EXERCISE DIRECTIONS:
Reproduce the following records verbatim, line by line.
** Start of MATERIAL SUPPLIED **
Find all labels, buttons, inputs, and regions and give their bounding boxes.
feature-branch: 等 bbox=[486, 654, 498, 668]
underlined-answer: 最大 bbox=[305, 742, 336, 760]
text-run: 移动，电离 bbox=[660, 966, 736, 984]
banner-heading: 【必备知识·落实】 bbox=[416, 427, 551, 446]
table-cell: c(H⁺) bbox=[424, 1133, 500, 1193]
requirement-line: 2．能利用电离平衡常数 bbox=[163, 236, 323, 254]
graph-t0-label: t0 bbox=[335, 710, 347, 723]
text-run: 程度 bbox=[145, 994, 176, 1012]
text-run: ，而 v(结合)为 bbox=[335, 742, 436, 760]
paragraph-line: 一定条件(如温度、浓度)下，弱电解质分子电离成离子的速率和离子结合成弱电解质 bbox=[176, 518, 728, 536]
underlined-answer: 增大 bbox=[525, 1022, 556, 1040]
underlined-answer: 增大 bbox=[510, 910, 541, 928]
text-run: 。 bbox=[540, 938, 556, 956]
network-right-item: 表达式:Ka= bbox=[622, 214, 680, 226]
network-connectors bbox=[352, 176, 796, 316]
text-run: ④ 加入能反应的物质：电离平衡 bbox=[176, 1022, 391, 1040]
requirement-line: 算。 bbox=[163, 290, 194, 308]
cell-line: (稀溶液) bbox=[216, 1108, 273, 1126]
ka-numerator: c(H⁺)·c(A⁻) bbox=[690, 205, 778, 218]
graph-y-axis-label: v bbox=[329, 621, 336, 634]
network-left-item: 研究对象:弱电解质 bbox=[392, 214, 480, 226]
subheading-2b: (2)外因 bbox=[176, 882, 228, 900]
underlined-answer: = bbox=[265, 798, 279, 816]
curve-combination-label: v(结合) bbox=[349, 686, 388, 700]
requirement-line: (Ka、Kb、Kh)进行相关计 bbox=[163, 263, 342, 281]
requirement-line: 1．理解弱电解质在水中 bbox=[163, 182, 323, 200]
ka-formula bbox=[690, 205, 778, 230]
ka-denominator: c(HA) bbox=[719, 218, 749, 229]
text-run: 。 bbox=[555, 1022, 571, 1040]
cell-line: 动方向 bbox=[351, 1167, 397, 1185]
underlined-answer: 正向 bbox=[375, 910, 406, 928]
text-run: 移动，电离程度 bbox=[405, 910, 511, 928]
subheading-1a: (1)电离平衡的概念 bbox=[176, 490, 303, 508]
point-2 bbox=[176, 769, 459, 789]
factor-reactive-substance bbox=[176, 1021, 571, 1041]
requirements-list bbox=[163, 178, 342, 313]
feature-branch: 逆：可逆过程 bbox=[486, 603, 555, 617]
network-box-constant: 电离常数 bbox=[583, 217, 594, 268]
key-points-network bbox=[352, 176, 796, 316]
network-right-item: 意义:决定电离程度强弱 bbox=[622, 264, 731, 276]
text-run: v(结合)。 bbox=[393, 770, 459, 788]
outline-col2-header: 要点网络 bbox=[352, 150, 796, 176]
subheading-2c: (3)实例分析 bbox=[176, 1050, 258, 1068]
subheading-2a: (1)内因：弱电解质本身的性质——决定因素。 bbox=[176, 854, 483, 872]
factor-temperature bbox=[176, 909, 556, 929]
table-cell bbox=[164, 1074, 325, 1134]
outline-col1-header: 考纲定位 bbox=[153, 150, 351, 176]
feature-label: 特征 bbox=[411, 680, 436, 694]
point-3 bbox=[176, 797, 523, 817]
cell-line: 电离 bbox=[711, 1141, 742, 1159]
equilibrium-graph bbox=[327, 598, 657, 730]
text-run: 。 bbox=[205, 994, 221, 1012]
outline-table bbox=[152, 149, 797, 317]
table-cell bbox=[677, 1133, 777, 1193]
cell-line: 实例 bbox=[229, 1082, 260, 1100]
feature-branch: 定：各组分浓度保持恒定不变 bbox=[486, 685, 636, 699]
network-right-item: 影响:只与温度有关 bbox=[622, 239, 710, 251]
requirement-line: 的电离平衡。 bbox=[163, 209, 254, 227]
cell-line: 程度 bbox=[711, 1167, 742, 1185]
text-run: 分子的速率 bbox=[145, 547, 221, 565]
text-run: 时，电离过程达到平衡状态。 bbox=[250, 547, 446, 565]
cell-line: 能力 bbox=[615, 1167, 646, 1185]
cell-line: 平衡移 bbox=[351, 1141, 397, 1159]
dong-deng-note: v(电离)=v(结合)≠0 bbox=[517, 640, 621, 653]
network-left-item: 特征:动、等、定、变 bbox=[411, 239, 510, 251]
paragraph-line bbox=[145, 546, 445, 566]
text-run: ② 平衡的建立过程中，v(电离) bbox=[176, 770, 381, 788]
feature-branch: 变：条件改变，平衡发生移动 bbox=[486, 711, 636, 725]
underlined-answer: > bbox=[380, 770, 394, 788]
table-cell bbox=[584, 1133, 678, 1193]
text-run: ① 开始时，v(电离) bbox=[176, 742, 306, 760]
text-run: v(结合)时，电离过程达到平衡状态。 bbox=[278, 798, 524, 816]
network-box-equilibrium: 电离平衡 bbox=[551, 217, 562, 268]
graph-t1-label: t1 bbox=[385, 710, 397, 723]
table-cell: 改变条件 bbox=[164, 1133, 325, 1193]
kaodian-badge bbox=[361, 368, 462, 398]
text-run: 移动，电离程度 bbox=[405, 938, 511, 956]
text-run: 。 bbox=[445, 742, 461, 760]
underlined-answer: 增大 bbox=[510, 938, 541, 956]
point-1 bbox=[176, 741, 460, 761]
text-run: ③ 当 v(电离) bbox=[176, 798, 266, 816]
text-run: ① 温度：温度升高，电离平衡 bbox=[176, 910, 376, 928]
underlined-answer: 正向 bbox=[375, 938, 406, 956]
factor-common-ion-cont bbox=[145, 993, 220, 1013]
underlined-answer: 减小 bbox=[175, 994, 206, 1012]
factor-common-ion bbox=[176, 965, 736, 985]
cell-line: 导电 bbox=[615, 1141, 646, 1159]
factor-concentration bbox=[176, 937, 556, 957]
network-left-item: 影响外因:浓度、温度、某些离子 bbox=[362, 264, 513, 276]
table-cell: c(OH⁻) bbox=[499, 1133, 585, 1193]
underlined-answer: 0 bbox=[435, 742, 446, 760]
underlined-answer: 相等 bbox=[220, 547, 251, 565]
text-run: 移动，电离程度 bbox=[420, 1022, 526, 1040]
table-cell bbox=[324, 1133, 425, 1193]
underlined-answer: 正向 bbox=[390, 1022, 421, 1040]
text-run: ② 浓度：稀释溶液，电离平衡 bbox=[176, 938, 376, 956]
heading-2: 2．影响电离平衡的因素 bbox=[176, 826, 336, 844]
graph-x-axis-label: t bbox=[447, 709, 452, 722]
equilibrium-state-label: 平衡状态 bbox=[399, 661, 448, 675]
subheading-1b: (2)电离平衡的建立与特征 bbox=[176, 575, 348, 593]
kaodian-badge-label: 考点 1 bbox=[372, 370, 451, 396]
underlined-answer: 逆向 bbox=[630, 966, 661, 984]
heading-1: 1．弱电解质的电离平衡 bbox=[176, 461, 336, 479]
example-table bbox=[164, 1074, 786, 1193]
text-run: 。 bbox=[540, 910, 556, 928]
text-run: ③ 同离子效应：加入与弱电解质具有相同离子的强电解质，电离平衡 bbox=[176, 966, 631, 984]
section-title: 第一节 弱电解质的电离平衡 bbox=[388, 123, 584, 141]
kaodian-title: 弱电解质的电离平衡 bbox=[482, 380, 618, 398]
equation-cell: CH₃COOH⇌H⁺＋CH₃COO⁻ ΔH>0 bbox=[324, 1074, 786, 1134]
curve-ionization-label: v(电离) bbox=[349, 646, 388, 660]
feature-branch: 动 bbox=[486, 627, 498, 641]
** End of MATERIAL SUPPLIED **
RIGHT ANSWER:
Find all labels, buttons, inputs, and regions and give their bounding boxes.
feature-branch: 等 bbox=[486, 654, 498, 668]
underlined-answer: 最大 bbox=[305, 742, 336, 760]
text-run: 移动，电离 bbox=[660, 966, 736, 984]
banner-heading: 【必备知识·落实】 bbox=[416, 427, 551, 446]
table-cell: c(H⁺) bbox=[424, 1133, 500, 1193]
requirement-line: 2．能利用电离平衡常数 bbox=[163, 236, 323, 254]
graph-t0-label: t0 bbox=[335, 710, 347, 723]
text-run: 程度 bbox=[145, 994, 176, 1012]
text-run: ，而 v(结合)为 bbox=[335, 742, 436, 760]
paragraph-line: 一定条件(如温度、浓度)下，弱电解质分子电离成离子的速率和离子结合成弱电解质 bbox=[176, 518, 728, 536]
underlined-answer: 增大 bbox=[525, 1022, 556, 1040]
underlined-answer: 增大 bbox=[510, 910, 541, 928]
text-run: 。 bbox=[540, 938, 556, 956]
network-right-item: 表达式:Ka= bbox=[622, 214, 680, 226]
network-connectors bbox=[352, 176, 796, 316]
text-run: ④ 加入能反应的物质：电离平衡 bbox=[176, 1022, 391, 1040]
requirement-line: 算。 bbox=[163, 290, 194, 308]
cell-line: (稀溶液) bbox=[216, 1108, 273, 1126]
ka-numerator: c(H⁺)·c(A⁻) bbox=[690, 205, 778, 218]
graph-y-axis-label: v bbox=[329, 621, 336, 634]
network-left-item: 研究对象:弱电解质 bbox=[392, 214, 480, 226]
subheading-2b: (2)外因 bbox=[176, 882, 228, 900]
underlined-answer: = bbox=[265, 798, 279, 816]
curve-combination-label: v(结合) bbox=[349, 686, 388, 700]
requirement-line: (Ka、Kb、Kh)进行相关计 bbox=[163, 263, 342, 281]
requirement-line: 1．理解弱电解质在水中 bbox=[163, 182, 323, 200]
ka-formula bbox=[690, 205, 778, 230]
ka-denominator: c(HA) bbox=[719, 218, 749, 229]
text-run: 。 bbox=[555, 1022, 571, 1040]
cell-line: 动方向 bbox=[351, 1167, 397, 1185]
underlined-answer: 正向 bbox=[375, 910, 406, 928]
text-run: 移动，电离程度 bbox=[405, 910, 511, 928]
subheading-1a: (1)电离平衡的概念 bbox=[176, 490, 303, 508]
point-2 bbox=[176, 769, 459, 789]
factor-reactive-substance bbox=[176, 1021, 571, 1041]
requirements-list bbox=[163, 178, 342, 313]
feature-branch: 逆：可逆过程 bbox=[486, 603, 555, 617]
network-box-constant: 电离常数 bbox=[583, 217, 594, 268]
key-points-network bbox=[352, 176, 796, 316]
network-right-item: 意义:决定电离程度强弱 bbox=[622, 264, 731, 276]
text-run: v(结合)。 bbox=[393, 770, 459, 788]
outline-col2-header: 要点网络 bbox=[352, 150, 796, 176]
subheading-2c: (3)实例分析 bbox=[176, 1050, 258, 1068]
subheading-2a: (1)内因：弱电解质本身的性质——决定因素。 bbox=[176, 854, 483, 872]
factor-temperature bbox=[176, 909, 556, 929]
table-cell bbox=[164, 1074, 325, 1134]
outline-col1-header: 考纲定位 bbox=[153, 150, 351, 176]
feature-label: 特征 bbox=[411, 680, 436, 694]
point-3 bbox=[176, 797, 523, 817]
cell-line: 电离 bbox=[711, 1141, 742, 1159]
equilibrium-graph bbox=[327, 598, 657, 730]
text-run: 。 bbox=[205, 994, 221, 1012]
outline-table bbox=[152, 149, 797, 317]
table-cell bbox=[677, 1133, 777, 1193]
cell-line: 实例 bbox=[229, 1082, 260, 1100]
feature-branch: 定：各组分浓度保持恒定不变 bbox=[486, 685, 636, 699]
network-right-item: 影响:只与温度有关 bbox=[622, 239, 710, 251]
requirement-line: 的电离平衡。 bbox=[163, 209, 254, 227]
cell-line: 程度 bbox=[711, 1167, 742, 1185]
text-run: 分子的速率 bbox=[145, 547, 221, 565]
text-run: 时，电离过程达到平衡状态。 bbox=[250, 547, 446, 565]
cell-line: 能力 bbox=[615, 1167, 646, 1185]
cell-line: 平衡移 bbox=[351, 1141, 397, 1159]
dong-deng-note: v(电离)=v(结合)≠0 bbox=[517, 640, 621, 653]
network-left-item: 特征:动、等、定、变 bbox=[411, 239, 510, 251]
paragraph-line bbox=[145, 546, 445, 566]
text-run: ② 平衡的建立过程中，v(电离) bbox=[176, 770, 381, 788]
feature-branch: 变：条件改变，平衡发生移动 bbox=[486, 711, 636, 725]
underlined-answer: > bbox=[380, 770, 394, 788]
table-cell bbox=[584, 1133, 678, 1193]
text-run: ① 开始时，v(电离) bbox=[176, 742, 306, 760]
text-run: v(结合)时，电离过程达到平衡状态。 bbox=[278, 798, 524, 816]
network-box-equilibrium: 电离平衡 bbox=[551, 217, 562, 268]
graph-t1-label: t1 bbox=[385, 710, 397, 723]
table-cell: 改变条件 bbox=[164, 1133, 325, 1193]
kaodian-badge bbox=[361, 368, 462, 398]
text-run: 移动，电离程度 bbox=[405, 938, 511, 956]
text-run: 。 bbox=[445, 742, 461, 760]
underlined-answer: 增大 bbox=[510, 938, 541, 956]
point-1 bbox=[176, 741, 460, 761]
text-run: ③ 当 v(电离) bbox=[176, 798, 266, 816]
text-run: ① 温度：温度升高，电离平衡 bbox=[176, 910, 376, 928]
underlined-answer: 正向 bbox=[375, 938, 406, 956]
factor-common-ion-cont bbox=[145, 993, 220, 1013]
underlined-answer: 减小 bbox=[175, 994, 206, 1012]
factor-common-ion bbox=[176, 965, 736, 985]
cell-line: 导电 bbox=[615, 1141, 646, 1159]
factor-concentration bbox=[176, 937, 556, 957]
network-left-item: 影响外因:浓度、温度、某些离子 bbox=[362, 264, 513, 276]
table-cell: c(OH⁻) bbox=[499, 1133, 585, 1193]
underlined-answer: 0 bbox=[435, 742, 446, 760]
underlined-answer: 相等 bbox=[220, 547, 251, 565]
text-run: 移动，电离程度 bbox=[420, 1022, 526, 1040]
table-cell bbox=[324, 1133, 425, 1193]
underlined-answer: 正向 bbox=[390, 1022, 421, 1040]
text-run: ② 浓度：稀释溶液，电离平衡 bbox=[176, 938, 376, 956]
heading-2: 2．影响电离平衡的因素 bbox=[176, 826, 336, 844]
graph-x-axis-label: t bbox=[447, 709, 452, 722]
equilibrium-state-label: 平衡状态 bbox=[399, 661, 448, 675]
subheading-1b: (2)电离平衡的建立与特征 bbox=[176, 575, 348, 593]
kaodian-badge-label: 考点 1 bbox=[372, 370, 451, 396]
underlined-answer: 逆向 bbox=[630, 966, 661, 984]
heading-1: 1．弱电解质的电离平衡 bbox=[176, 461, 336, 479]
example-table bbox=[164, 1074, 786, 1193]
text-run: 。 bbox=[540, 910, 556, 928]
text-run: ③ 同离子效应：加入与弱电解质具有相同离子的强电解质，电离平衡 bbox=[176, 966, 631, 984]
section-title: 第一节 弱电解质的电离平衡 bbox=[388, 123, 584, 141]
kaodian-title: 弱电解质的电离平衡 bbox=[482, 380, 618, 398]
equation-cell: CH₃COOH⇌H⁺＋CH₃COO⁻ ΔH>0 bbox=[324, 1074, 786, 1134]
curve-ionization-label: v(电离) bbox=[349, 646, 388, 660]
feature-branch: 动 bbox=[486, 627, 498, 641]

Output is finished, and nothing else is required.